RECORDS PROVIDED:
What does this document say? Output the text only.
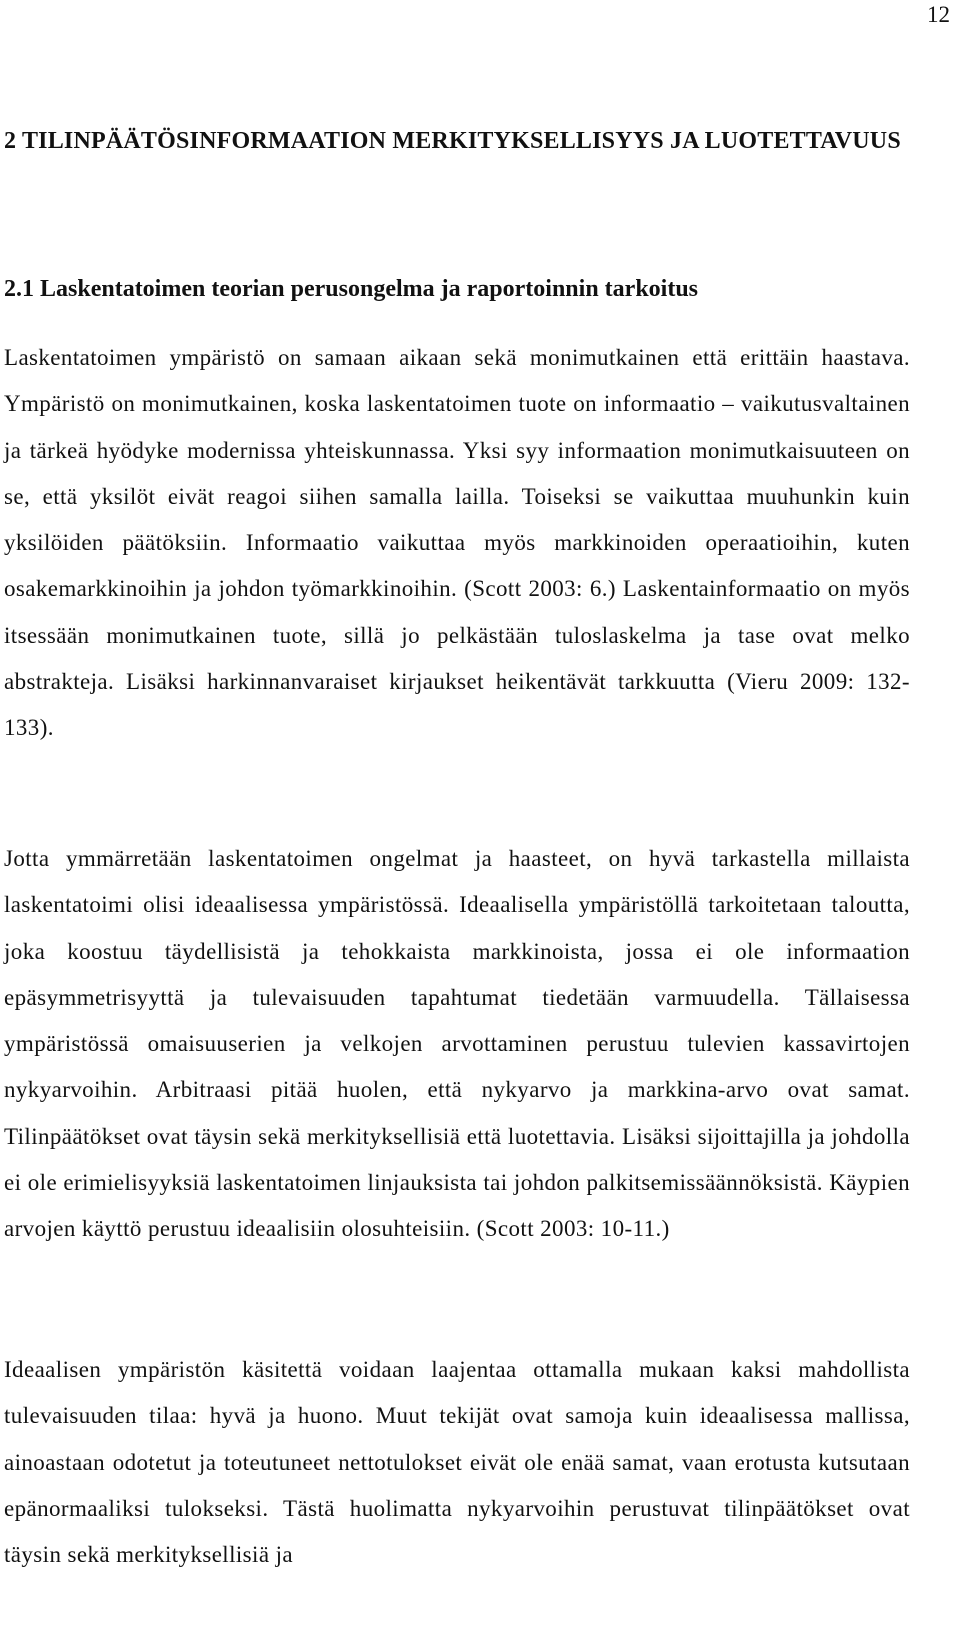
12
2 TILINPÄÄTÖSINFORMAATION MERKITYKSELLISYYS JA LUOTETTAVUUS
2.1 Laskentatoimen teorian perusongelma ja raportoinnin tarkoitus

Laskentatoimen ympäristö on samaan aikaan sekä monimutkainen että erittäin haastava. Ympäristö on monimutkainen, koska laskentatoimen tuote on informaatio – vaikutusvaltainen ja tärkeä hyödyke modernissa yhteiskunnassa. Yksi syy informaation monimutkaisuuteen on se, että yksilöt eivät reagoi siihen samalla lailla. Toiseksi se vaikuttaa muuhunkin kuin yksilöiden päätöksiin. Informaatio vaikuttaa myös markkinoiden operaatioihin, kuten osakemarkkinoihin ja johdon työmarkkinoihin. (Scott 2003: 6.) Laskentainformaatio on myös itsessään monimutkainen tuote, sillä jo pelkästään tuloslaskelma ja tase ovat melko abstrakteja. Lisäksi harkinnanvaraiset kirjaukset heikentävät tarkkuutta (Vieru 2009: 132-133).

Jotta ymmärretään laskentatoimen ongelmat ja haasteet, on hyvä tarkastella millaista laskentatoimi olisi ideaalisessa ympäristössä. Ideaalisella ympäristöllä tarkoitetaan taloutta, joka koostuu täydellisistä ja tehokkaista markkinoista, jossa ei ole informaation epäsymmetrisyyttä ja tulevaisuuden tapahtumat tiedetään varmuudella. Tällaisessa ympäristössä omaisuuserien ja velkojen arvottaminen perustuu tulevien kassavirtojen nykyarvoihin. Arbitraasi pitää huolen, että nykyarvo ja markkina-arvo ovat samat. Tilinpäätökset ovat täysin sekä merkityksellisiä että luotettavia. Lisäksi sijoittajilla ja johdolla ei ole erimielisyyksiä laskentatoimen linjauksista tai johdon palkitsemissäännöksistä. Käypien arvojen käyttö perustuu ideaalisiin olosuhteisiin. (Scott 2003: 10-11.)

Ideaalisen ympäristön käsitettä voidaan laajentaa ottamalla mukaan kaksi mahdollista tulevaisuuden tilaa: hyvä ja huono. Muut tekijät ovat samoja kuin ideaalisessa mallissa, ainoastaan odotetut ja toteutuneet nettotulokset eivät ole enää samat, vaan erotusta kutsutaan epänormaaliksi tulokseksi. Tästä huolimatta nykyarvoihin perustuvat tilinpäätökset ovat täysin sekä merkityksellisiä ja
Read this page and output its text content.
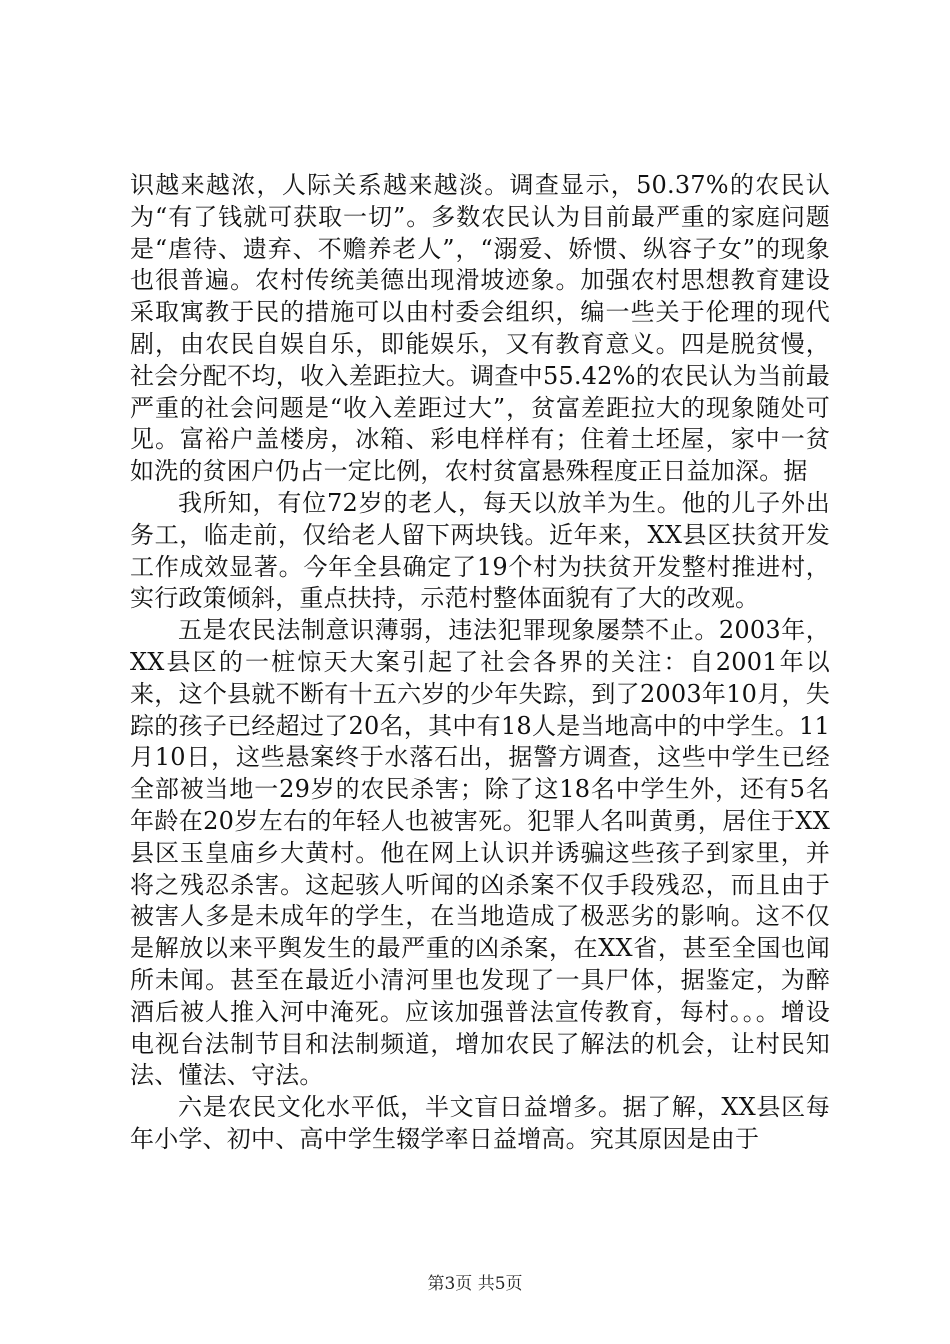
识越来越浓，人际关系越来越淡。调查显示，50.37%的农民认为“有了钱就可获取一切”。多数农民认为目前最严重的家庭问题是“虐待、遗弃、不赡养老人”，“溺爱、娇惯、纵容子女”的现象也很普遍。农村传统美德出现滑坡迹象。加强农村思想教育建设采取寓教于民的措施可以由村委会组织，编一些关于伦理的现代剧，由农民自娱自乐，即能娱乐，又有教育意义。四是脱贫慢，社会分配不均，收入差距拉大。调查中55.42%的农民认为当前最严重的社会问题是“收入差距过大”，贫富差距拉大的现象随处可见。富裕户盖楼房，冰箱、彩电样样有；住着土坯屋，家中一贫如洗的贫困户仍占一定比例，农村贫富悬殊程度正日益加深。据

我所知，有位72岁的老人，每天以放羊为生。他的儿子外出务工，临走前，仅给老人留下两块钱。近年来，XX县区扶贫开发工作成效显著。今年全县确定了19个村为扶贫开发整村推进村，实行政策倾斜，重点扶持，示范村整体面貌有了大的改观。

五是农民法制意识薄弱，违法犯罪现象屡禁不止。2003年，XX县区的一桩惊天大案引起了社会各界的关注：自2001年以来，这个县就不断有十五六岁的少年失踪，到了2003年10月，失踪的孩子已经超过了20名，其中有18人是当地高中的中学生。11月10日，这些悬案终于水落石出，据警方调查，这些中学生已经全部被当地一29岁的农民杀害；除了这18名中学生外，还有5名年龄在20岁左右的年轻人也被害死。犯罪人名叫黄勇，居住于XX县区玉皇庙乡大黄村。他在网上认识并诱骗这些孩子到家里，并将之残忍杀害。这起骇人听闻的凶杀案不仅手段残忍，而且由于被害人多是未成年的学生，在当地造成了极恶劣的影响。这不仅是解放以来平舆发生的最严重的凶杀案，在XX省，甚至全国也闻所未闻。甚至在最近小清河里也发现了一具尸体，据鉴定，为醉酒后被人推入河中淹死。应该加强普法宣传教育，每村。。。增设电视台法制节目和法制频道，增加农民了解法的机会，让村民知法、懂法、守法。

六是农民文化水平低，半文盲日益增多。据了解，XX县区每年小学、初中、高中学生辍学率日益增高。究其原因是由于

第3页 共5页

--

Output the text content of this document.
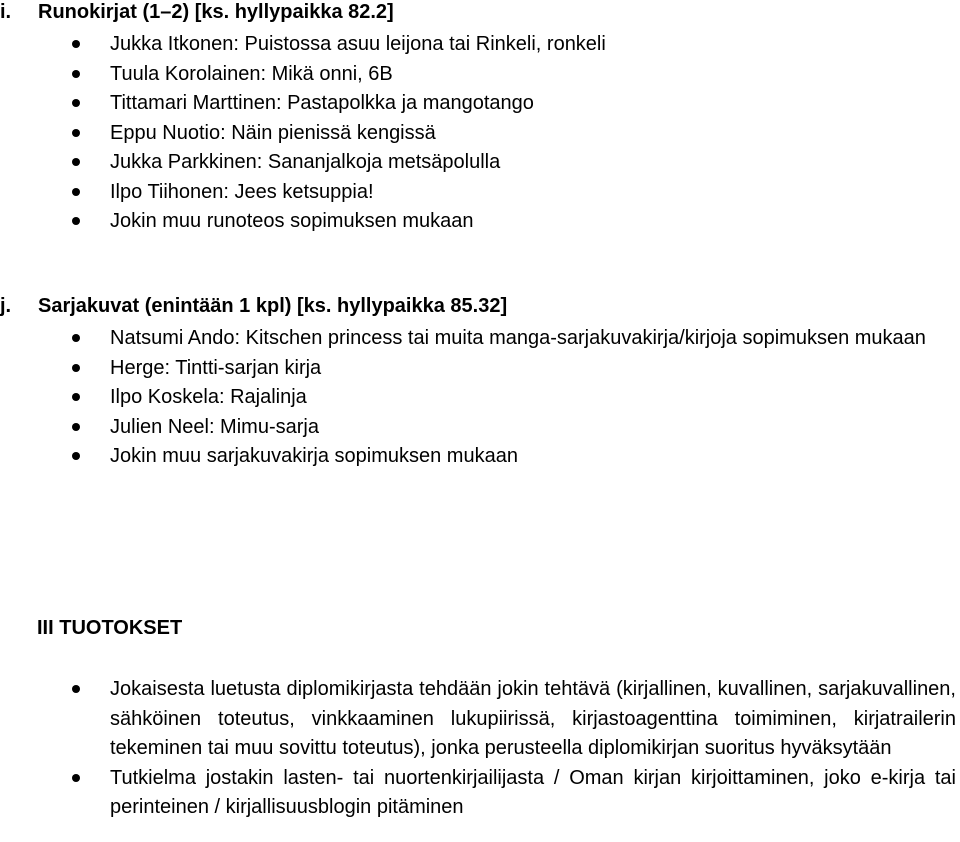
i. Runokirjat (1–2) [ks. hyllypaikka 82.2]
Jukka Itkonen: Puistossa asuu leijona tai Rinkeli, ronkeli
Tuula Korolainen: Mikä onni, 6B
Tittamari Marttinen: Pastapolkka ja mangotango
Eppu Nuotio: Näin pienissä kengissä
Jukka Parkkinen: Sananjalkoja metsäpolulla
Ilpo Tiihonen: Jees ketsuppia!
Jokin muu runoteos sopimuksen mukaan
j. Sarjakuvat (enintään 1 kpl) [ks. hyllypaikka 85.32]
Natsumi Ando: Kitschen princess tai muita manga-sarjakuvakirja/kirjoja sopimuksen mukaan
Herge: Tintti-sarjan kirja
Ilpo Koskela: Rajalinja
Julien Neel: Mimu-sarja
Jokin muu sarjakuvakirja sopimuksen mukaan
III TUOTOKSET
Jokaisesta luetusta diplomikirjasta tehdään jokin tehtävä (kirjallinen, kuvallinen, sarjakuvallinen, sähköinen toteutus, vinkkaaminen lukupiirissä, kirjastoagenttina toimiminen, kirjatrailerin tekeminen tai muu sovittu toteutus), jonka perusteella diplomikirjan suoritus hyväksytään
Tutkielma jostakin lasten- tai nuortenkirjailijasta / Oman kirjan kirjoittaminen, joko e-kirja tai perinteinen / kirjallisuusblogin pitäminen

DIRECTIVE: Find every line that holds "document" and copy it.

WRITTEN RESPONSE:
What does this document say? Output the text only.
Output the text content of this document.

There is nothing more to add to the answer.